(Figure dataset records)
_ _ _

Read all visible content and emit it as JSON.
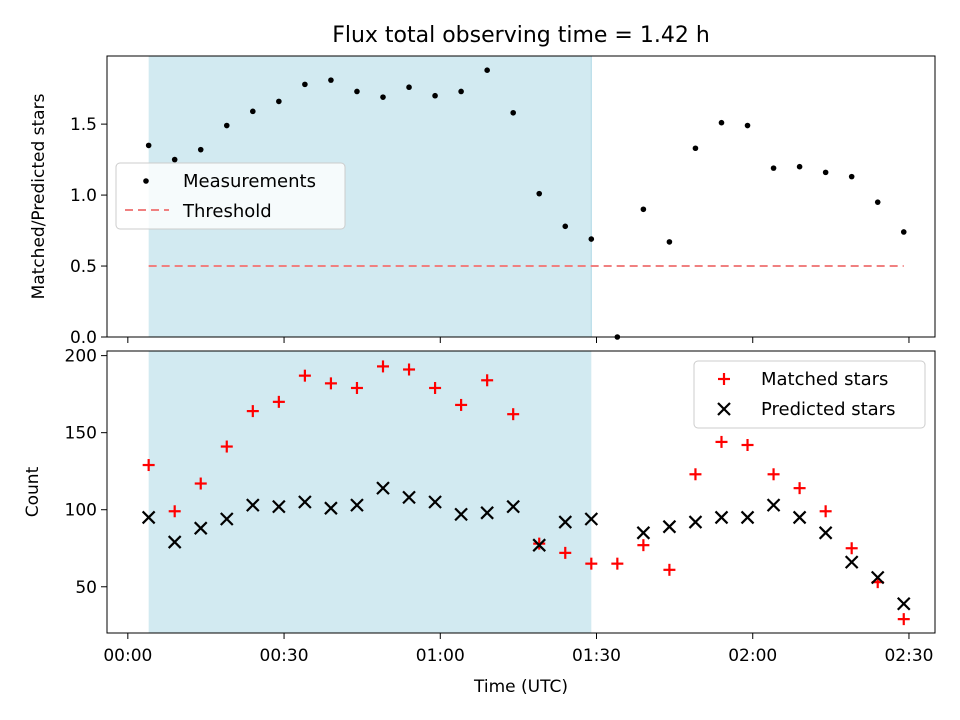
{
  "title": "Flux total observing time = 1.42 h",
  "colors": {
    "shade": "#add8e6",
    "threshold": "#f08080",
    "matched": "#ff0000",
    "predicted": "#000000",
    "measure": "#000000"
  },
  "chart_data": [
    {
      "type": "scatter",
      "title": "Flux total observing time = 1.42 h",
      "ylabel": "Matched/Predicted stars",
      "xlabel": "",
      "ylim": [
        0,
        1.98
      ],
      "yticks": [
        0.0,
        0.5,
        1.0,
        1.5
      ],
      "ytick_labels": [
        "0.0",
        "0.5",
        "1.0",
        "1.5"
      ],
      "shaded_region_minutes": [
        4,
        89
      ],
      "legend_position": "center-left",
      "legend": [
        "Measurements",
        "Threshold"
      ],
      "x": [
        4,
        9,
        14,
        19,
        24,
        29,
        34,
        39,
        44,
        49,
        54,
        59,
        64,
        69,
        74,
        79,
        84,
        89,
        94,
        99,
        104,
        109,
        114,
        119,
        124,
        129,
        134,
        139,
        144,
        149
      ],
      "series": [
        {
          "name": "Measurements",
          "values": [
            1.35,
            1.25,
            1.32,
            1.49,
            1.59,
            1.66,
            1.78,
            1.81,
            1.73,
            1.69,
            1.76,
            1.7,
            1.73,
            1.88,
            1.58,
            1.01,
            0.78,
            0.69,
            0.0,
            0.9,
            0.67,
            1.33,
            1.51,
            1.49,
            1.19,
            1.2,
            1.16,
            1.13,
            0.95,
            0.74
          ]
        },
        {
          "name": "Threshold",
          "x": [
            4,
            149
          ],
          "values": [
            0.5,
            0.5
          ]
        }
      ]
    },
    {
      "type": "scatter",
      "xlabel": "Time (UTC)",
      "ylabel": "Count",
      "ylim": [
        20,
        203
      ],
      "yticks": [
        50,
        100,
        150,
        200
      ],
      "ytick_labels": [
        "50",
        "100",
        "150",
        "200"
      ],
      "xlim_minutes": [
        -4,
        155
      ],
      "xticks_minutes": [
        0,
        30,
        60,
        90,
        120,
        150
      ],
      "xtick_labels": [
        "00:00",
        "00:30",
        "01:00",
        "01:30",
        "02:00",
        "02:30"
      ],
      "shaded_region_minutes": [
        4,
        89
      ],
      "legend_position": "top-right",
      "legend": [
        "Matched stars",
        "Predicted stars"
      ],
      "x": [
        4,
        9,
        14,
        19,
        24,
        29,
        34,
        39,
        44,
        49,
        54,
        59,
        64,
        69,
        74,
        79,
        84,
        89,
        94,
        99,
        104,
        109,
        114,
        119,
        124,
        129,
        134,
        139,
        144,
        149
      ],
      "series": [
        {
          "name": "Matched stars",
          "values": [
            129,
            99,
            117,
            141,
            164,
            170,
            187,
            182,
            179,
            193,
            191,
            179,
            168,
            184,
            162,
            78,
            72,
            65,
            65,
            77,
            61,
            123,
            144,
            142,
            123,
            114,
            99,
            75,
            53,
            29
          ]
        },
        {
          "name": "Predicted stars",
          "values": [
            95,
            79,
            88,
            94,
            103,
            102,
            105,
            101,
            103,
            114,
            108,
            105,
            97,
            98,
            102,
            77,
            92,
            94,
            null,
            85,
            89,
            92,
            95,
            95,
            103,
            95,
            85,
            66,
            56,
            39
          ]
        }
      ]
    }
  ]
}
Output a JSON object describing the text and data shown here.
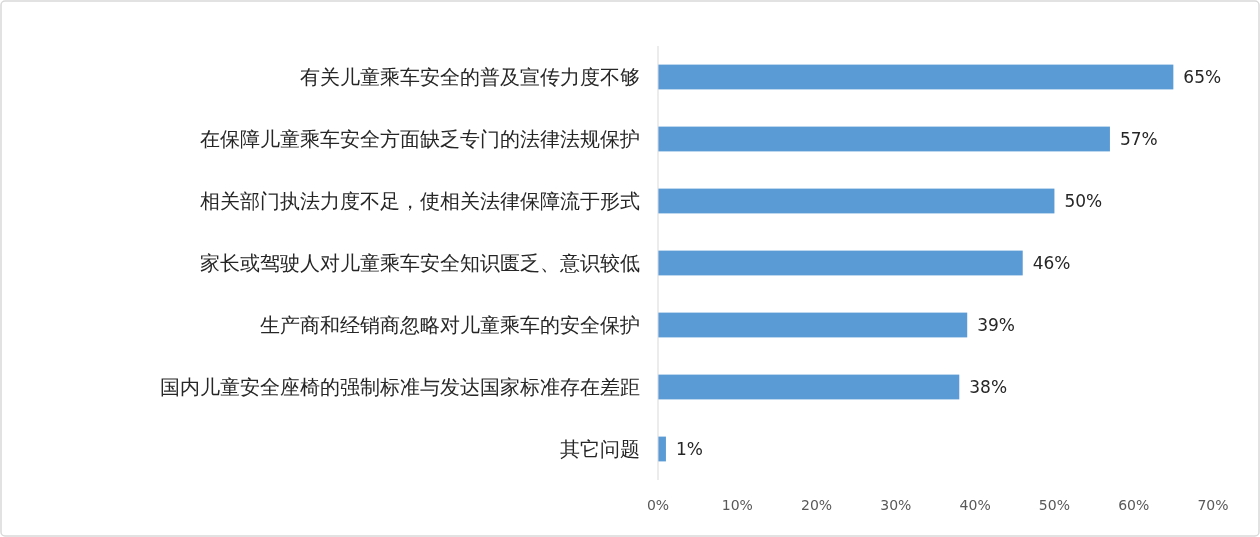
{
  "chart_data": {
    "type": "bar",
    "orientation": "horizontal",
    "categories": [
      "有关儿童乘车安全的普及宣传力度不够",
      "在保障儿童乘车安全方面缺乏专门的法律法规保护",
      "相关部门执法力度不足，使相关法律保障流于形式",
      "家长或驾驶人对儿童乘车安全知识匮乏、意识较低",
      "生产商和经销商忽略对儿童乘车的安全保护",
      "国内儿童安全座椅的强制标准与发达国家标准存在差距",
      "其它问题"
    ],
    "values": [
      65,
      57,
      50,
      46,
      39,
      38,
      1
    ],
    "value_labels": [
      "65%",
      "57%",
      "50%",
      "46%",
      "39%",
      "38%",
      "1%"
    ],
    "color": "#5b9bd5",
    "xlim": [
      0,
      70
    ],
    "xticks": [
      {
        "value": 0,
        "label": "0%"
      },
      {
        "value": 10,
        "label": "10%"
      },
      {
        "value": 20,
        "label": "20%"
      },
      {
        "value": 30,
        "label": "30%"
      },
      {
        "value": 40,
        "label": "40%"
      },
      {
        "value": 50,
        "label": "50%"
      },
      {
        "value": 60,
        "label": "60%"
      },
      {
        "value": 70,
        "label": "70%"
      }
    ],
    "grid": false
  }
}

_ _ _

* _EXERCISE DIRECTIONS_: Each line that has the word "Flux" should be copied.

* _WRITTEN RESPONSE_:
  "title": "Flux total observing time = 1.42 h",
      "title": "Flux total observing time = 1.42 h",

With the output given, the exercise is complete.